◆ **Exercise text**:
- Opening Delimiter -

Epidemiological Considerations
Epidemiologically, PCL tears account for approximately 3% to 20% of all knee ligament injuries, a wide variance that reflects the high rate of missed diagnoses in acute clinical settings. Unlike ACL tears, which frequently present with a dramatic history of a "pop," immediate hemarthrosis, and profound instability, isolated PCL injuries can be remarkably insidious. Patients may present with vague posterior knee pain, mild effusion, and a feeling of deceleration instability rather than frank giving-way episodes. Consequently, many isolated Grade I and Grade II PCL injuries go undiagnosed and are managed conservatively, often with acceptable short-to-medium-term functional outcomes but insidious long-term joint degradation.
High-velocity trauma remains the most frequent etiology for severe Grade III isolated tears and multiligamentous knee injuries involving the PCL. In urban trauma centers, motor vehicle accidents and motorcycle collisions constitute the vast majority of these cases. In these high-energy scenarios, the incidence of concomitant injuries to the posterolateral corner, the medial collateral ligament, or the popliteal neurovascular bundle is exceptionally high. The presence of a multiligamentous injury exponentially complicates the surgical decision-making process, as failure to address peripheral instability (e.g., an unrecognized PLC injury) will subject the central PCL reconstruction to excessive varus and external rotation forces, inevitably leading to premature graft failure.
In the athletic cohort, PCL injuries are most prevalent in contact sports such as American football, rugby, and soccer, as well as in sports involving high-velocity falls like downhill skiing. While isolated PCL injuries in athletes are often managed with rigorous, quadriceps-dominant rehabilitation protocols, the failure of conservative management—manifesting as persistent pain, inability to decelerate, or progressive medial compartment symptoms—serves as a primary trigger for surgical intervention. The demographic profile of the operative patient is thus bimodal, comprising young athletes failing conservative management and victims of high-energy polytrauma requiring comprehensive knee reconstruction.
Detailed Surgical Anatomy and Biomechanics
Structural Anatomy of the Posterior Cruciate Ligament
The posterior cruciate ligament is an intra-articular but extrasynovial structure, meaning it is enveloped by a fold of the synovial membrane that excludes it from the synovial cavity proper. It is the largest and strongest ligament in the human knee, possessing a tensile strength approximately twice that of the anterior cruciate ligament. The PCL originates from a broad, crescent-shaped footprint on the anterolateral aspect of the medial femoral condyle, deep within the intercondylar notch. From this femoral origin, the ligament courses posteriorly, laterally, and distally to insert onto the posterior facet of the tibia, located in a depression known as the PCL fovea. This tibial footprint extends over the posterior rim of the tibial plateau, blending with the posterior capsule and the periosteum of the posterior tibia.

- Closing Delimiter -

◆ **Data supplied**:
- Opening Delimiter -

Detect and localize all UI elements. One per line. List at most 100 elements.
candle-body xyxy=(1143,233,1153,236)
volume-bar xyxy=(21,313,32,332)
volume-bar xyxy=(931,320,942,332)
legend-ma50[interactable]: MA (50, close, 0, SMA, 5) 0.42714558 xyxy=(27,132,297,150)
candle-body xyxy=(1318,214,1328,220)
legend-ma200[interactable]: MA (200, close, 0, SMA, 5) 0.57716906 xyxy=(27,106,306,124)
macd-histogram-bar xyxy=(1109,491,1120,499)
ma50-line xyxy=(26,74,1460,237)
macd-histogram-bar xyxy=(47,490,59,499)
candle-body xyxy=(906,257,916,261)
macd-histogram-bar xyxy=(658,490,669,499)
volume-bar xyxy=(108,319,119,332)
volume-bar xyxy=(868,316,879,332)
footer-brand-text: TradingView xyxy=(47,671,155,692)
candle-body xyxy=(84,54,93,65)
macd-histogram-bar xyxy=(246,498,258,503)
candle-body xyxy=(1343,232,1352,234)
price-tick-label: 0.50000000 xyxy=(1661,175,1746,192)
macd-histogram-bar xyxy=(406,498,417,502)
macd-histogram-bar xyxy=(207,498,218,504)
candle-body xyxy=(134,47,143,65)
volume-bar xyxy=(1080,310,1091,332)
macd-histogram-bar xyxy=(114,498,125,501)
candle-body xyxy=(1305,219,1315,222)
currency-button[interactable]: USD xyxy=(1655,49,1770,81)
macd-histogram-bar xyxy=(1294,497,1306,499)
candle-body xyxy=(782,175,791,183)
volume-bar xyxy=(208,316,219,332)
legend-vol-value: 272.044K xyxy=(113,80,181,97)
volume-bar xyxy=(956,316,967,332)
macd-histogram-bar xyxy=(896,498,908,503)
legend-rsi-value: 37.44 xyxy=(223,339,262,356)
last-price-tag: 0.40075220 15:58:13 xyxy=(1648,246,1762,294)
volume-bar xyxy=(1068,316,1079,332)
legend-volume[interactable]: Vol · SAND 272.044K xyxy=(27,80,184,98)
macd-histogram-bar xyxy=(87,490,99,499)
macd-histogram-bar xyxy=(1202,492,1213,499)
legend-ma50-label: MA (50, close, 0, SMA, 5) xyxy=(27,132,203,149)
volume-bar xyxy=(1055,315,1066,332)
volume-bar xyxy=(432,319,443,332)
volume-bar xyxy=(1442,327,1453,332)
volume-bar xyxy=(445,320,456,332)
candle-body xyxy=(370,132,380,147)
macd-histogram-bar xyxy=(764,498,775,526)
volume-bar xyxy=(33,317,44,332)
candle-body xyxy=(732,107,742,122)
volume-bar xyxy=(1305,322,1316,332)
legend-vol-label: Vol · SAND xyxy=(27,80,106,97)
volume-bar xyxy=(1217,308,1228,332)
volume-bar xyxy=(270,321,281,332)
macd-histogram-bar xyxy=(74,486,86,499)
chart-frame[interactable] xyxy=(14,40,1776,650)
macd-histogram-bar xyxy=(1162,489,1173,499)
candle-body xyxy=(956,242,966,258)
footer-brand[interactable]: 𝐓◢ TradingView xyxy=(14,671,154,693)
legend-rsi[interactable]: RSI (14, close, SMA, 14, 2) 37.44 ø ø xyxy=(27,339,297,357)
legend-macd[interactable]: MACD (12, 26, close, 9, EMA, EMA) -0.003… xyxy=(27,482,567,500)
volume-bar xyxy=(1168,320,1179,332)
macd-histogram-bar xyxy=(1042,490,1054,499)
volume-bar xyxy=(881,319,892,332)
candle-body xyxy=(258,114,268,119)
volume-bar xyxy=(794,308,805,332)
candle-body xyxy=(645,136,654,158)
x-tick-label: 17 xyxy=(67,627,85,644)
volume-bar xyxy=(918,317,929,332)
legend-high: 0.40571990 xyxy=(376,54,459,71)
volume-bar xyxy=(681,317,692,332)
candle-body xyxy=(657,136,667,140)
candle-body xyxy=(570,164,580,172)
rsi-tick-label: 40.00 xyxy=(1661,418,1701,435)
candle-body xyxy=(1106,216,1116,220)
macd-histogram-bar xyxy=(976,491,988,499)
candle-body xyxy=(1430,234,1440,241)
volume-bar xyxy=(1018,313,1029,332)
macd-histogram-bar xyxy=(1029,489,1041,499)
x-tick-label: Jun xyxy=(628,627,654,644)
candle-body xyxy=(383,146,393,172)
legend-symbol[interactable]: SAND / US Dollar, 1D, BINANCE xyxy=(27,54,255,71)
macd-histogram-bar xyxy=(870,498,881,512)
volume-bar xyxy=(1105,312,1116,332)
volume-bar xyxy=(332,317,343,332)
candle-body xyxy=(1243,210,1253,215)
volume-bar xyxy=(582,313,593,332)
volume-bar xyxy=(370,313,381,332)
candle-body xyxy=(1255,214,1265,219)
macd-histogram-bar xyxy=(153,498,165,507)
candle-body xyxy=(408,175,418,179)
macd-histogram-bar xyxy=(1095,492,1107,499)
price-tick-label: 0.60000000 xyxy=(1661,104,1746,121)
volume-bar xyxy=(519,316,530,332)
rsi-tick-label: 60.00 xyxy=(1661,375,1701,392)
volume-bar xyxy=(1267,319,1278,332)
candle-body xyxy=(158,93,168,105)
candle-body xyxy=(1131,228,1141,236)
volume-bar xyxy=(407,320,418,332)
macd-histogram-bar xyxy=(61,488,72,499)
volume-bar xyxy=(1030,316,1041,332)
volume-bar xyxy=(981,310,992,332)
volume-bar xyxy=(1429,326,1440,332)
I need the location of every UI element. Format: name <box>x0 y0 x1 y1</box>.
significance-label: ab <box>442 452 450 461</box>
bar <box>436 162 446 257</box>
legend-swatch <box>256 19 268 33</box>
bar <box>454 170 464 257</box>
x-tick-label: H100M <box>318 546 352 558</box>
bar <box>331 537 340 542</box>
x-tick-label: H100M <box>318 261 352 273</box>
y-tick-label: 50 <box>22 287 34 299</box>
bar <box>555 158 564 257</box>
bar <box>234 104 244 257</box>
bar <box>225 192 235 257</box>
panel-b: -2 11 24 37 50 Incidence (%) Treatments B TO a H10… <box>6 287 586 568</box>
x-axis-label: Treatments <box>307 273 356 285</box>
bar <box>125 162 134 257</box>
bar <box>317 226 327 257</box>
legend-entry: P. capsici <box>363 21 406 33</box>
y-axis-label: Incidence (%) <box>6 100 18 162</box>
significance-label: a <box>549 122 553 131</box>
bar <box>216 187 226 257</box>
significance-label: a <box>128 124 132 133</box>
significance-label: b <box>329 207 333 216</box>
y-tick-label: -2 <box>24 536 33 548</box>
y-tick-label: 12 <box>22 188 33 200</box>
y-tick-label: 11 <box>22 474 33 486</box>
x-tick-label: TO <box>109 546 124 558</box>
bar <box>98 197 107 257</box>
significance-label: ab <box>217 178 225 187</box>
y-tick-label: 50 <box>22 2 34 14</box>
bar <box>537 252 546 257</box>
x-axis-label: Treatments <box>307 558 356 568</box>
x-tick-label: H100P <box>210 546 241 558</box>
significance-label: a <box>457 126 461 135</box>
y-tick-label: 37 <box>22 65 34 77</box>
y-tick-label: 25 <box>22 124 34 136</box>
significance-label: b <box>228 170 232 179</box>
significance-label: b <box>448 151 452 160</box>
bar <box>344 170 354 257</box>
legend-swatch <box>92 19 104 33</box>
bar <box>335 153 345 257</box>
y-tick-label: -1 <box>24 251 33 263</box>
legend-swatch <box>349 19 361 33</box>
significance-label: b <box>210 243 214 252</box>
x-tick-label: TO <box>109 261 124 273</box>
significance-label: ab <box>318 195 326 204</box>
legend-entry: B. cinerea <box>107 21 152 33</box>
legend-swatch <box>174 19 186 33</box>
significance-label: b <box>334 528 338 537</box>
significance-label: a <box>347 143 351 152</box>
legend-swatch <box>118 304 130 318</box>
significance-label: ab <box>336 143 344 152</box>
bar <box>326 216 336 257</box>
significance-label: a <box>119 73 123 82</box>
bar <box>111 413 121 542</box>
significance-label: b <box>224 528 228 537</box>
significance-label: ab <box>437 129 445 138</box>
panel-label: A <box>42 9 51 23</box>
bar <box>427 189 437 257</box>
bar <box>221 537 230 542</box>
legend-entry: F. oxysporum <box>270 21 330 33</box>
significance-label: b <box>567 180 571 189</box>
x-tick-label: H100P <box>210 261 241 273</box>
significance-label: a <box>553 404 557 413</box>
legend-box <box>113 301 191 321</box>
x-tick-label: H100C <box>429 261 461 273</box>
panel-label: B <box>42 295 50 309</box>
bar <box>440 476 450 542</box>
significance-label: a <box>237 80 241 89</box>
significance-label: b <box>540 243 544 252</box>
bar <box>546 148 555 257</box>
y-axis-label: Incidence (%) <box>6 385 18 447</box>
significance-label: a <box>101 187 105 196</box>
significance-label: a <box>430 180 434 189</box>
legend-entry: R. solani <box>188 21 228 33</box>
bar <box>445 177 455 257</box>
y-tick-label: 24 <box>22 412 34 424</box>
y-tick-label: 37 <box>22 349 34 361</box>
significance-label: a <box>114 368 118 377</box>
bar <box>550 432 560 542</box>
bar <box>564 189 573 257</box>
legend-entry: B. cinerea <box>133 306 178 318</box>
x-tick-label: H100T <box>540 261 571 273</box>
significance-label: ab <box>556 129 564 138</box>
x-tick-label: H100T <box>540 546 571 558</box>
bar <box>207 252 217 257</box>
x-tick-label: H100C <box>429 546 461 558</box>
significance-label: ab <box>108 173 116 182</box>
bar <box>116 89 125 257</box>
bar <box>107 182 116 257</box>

- Closing Delimiter -

◆ **Task**: Return the part of the posterior cruciate ligament text from "Epidemiological Considerations" to "long-term joint degradation." without changing a word. The items were taken from a different source than the text.

◆ **Response for this exercise**:
Epidemiological Considerations
Epidemiologically, PCL tears account for approximately 3% to 20% of all knee ligament injuries, a wide variance that reflects the high rate of missed diagnoses in acute clinical settings. Unlike ACL tears, which frequently present with a dramatic history of a "pop," immediate hemarthrosis, and profound instability, isolated PCL injuries can be remarkably insidious. Patients may present with vague posterior knee pain, mild effusion, and a feeling of deceleration instability rather than frank giving-way episodes. Consequently, many isolated Grade I and Grade II PCL injuries go undiagnosed and are managed conservatively, often with acceptable short-to-medium-term functional outcomes but insidious long-term joint degradation.